* Begin *

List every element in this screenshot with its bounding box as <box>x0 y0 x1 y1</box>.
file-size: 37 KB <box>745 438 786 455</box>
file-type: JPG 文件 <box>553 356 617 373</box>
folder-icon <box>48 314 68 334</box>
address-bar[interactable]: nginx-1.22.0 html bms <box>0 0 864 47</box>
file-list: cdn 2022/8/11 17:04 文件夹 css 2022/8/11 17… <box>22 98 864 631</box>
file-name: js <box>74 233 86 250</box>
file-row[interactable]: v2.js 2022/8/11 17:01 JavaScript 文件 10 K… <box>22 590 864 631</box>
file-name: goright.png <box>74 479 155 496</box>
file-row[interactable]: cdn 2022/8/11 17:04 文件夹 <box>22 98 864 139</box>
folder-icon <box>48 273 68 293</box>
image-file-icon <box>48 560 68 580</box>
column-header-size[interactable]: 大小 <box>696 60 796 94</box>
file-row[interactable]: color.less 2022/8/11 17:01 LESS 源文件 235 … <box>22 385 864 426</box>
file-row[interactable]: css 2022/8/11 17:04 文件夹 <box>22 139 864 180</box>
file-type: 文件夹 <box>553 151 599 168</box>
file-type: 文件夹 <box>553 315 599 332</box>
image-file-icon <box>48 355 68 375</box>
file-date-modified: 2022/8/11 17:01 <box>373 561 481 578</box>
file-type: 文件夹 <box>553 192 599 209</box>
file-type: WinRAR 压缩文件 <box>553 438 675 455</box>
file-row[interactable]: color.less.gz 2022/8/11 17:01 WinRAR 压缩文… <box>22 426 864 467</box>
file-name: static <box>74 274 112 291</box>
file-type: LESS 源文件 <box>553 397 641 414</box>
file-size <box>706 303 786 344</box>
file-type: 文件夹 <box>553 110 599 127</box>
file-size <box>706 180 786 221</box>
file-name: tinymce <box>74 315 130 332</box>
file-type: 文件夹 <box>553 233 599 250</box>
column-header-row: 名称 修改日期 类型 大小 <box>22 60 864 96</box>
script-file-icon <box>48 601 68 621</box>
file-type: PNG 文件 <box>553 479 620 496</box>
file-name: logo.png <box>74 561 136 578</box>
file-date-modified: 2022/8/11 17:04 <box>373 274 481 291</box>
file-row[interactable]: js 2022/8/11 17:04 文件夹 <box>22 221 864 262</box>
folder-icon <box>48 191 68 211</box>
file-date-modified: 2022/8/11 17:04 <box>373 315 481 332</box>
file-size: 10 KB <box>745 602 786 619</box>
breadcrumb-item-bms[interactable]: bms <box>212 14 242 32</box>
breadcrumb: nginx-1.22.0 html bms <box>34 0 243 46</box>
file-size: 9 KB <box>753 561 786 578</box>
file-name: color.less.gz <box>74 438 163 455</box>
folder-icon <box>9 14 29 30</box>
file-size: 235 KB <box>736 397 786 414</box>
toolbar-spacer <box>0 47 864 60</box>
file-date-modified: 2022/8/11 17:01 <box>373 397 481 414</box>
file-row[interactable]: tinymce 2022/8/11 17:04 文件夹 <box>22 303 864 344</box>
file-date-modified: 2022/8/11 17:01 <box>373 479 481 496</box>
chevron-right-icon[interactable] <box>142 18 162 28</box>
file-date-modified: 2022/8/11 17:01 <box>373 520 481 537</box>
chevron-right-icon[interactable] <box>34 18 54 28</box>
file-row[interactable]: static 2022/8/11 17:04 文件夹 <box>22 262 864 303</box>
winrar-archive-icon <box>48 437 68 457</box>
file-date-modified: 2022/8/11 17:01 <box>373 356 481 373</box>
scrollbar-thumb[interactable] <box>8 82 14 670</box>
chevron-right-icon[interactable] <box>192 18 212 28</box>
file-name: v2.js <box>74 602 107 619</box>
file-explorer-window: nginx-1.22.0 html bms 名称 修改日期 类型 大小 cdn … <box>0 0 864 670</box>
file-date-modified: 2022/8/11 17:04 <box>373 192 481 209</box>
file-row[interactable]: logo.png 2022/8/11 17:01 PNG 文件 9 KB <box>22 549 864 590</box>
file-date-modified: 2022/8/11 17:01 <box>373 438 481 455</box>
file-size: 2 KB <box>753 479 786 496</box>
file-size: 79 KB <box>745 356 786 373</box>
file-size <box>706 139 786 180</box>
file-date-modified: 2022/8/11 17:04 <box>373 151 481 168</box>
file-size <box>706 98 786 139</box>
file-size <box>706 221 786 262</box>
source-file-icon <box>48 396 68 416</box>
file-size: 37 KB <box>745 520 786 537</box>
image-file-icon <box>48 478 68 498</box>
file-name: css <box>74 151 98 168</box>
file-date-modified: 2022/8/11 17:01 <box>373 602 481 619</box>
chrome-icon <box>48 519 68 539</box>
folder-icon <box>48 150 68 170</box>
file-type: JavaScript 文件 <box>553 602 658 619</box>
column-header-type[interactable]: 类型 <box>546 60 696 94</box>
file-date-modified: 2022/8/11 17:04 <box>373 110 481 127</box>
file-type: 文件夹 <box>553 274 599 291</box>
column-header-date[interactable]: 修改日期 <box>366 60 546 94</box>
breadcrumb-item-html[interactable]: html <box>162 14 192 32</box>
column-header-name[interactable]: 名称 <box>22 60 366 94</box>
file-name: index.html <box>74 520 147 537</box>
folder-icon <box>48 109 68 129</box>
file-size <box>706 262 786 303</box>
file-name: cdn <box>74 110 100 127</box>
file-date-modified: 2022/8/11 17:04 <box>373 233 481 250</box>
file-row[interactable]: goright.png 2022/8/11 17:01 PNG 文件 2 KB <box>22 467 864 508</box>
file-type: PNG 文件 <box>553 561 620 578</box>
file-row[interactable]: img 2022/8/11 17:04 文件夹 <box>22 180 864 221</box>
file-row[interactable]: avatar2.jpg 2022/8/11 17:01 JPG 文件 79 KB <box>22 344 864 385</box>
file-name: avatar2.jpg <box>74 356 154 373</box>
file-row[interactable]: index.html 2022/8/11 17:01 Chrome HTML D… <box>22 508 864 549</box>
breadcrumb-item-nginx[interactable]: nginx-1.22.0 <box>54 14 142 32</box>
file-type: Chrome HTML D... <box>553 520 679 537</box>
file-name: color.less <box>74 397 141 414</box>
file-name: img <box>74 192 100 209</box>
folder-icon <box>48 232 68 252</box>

* End *

# Task prompt
Write out every line of the records above word for word, in the same order, without changing or leaving out anything.

# Exercise answer
List every element in this screenshot with its bounding box as <box>x0 y0 x1 y1</box>.
file-size: 37 KB <box>745 438 786 455</box>
file-type: JPG 文件 <box>553 356 617 373</box>
folder-icon <box>48 314 68 334</box>
address-bar[interactable]: nginx-1.22.0 html bms <box>0 0 864 47</box>
file-list: cdn 2022/8/11 17:04 文件夹 css 2022/8/11 17… <box>22 98 864 631</box>
file-name: js <box>74 233 86 250</box>
file-row[interactable]: v2.js 2022/8/11 17:01 JavaScript 文件 10 K… <box>22 590 864 631</box>
file-name: goright.png <box>74 479 155 496</box>
file-row[interactable]: cdn 2022/8/11 17:04 文件夹 <box>22 98 864 139</box>
folder-icon <box>48 273 68 293</box>
image-file-icon <box>48 560 68 580</box>
column-header-size[interactable]: 大小 <box>696 60 796 94</box>
file-row[interactable]: color.less 2022/8/11 17:01 LESS 源文件 235 … <box>22 385 864 426</box>
file-row[interactable]: css 2022/8/11 17:04 文件夹 <box>22 139 864 180</box>
file-type: 文件夹 <box>553 151 599 168</box>
file-type: 文件夹 <box>553 315 599 332</box>
image-file-icon <box>48 355 68 375</box>
file-date-modified: 2022/8/11 17:01 <box>373 561 481 578</box>
file-type: 文件夹 <box>553 192 599 209</box>
file-type: WinRAR 压缩文件 <box>553 438 675 455</box>
file-row[interactable]: color.less.gz 2022/8/11 17:01 WinRAR 压缩文… <box>22 426 864 467</box>
file-name: static <box>74 274 112 291</box>
file-type: LESS 源文件 <box>553 397 641 414</box>
file-size <box>706 303 786 344</box>
file-type: 文件夹 <box>553 110 599 127</box>
file-size <box>706 180 786 221</box>
file-name: tinymce <box>74 315 130 332</box>
file-type: 文件夹 <box>553 233 599 250</box>
column-header-row: 名称 修改日期 类型 大小 <box>22 60 864 96</box>
script-file-icon <box>48 601 68 621</box>
file-type: PNG 文件 <box>553 479 620 496</box>
file-name: logo.png <box>74 561 136 578</box>
file-date-modified: 2022/8/11 17:04 <box>373 274 481 291</box>
file-row[interactable]: js 2022/8/11 17:04 文件夹 <box>22 221 864 262</box>
folder-icon <box>48 191 68 211</box>
file-date-modified: 2022/8/11 17:04 <box>373 315 481 332</box>
file-size: 10 KB <box>745 602 786 619</box>
breadcrumb-item-bms[interactable]: bms <box>212 14 242 32</box>
breadcrumb: nginx-1.22.0 html bms <box>34 0 243 46</box>
file-size: 9 KB <box>753 561 786 578</box>
file-name: color.less.gz <box>74 438 163 455</box>
folder-icon <box>9 14 29 30</box>
file-size: 235 KB <box>736 397 786 414</box>
toolbar-spacer <box>0 47 864 60</box>
file-date-modified: 2022/8/11 17:01 <box>373 397 481 414</box>
file-row[interactable]: tinymce 2022/8/11 17:04 文件夹 <box>22 303 864 344</box>
file-date-modified: 2022/8/11 17:01 <box>373 479 481 496</box>
chevron-right-icon[interactable] <box>142 18 162 28</box>
file-date-modified: 2022/8/11 17:01 <box>373 520 481 537</box>
chevron-right-icon[interactable] <box>34 18 54 28</box>
file-row[interactable]: static 2022/8/11 17:04 文件夹 <box>22 262 864 303</box>
winrar-archive-icon <box>48 437 68 457</box>
file-date-modified: 2022/8/11 17:01 <box>373 356 481 373</box>
scrollbar-thumb[interactable] <box>8 82 14 670</box>
chevron-right-icon[interactable] <box>192 18 212 28</box>
file-name: v2.js <box>74 602 107 619</box>
file-explorer-window: nginx-1.22.0 html bms 名称 修改日期 类型 大小 cdn … <box>0 0 864 670</box>
file-date-modified: 2022/8/11 17:04 <box>373 192 481 209</box>
file-row[interactable]: logo.png 2022/8/11 17:01 PNG 文件 9 KB <box>22 549 864 590</box>
file-date-modified: 2022/8/11 17:01 <box>373 438 481 455</box>
file-size: 2 KB <box>753 479 786 496</box>
file-size: 79 KB <box>745 356 786 373</box>
file-size <box>706 139 786 180</box>
file-date-modified: 2022/8/11 17:04 <box>373 151 481 168</box>
file-size <box>706 98 786 139</box>
file-size <box>706 221 786 262</box>
source-file-icon <box>48 396 68 416</box>
file-size: 37 KB <box>745 520 786 537</box>
image-file-icon <box>48 478 68 498</box>
file-name: css <box>74 151 98 168</box>
file-date-modified: 2022/8/11 17:01 <box>373 602 481 619</box>
chrome-icon <box>48 519 68 539</box>
folder-icon <box>48 150 68 170</box>
file-type: JavaScript 文件 <box>553 602 658 619</box>
column-header-type[interactable]: 类型 <box>546 60 696 94</box>
file-date-modified: 2022/8/11 17:04 <box>373 110 481 127</box>
file-type: 文件夹 <box>553 274 599 291</box>
column-header-date[interactable]: 修改日期 <box>366 60 546 94</box>
breadcrumb-item-html[interactable]: html <box>162 14 192 32</box>
column-header-name[interactable]: 名称 <box>22 60 366 94</box>
file-name: index.html <box>74 520 147 537</box>
folder-icon <box>48 109 68 129</box>
file-size <box>706 262 786 303</box>
file-name: cdn <box>74 110 100 127</box>
file-date-modified: 2022/8/11 17:04 <box>373 233 481 250</box>
file-row[interactable]: goright.png 2022/8/11 17:01 PNG 文件 2 KB <box>22 467 864 508</box>
file-type: PNG 文件 <box>553 561 620 578</box>
file-row[interactable]: img 2022/8/11 17:04 文件夹 <box>22 180 864 221</box>
file-row[interactable]: avatar2.jpg 2022/8/11 17:01 JPG 文件 79 KB <box>22 344 864 385</box>
file-name: avatar2.jpg <box>74 356 154 373</box>
file-row[interactable]: index.html 2022/8/11 17:01 Chrome HTML D… <box>22 508 864 549</box>
breadcrumb-item-nginx[interactable]: nginx-1.22.0 <box>54 14 142 32</box>
file-type: Chrome HTML D... <box>553 520 679 537</box>
file-name: color.less <box>74 397 141 414</box>
file-name: img <box>74 192 100 209</box>
folder-icon <box>48 232 68 252</box>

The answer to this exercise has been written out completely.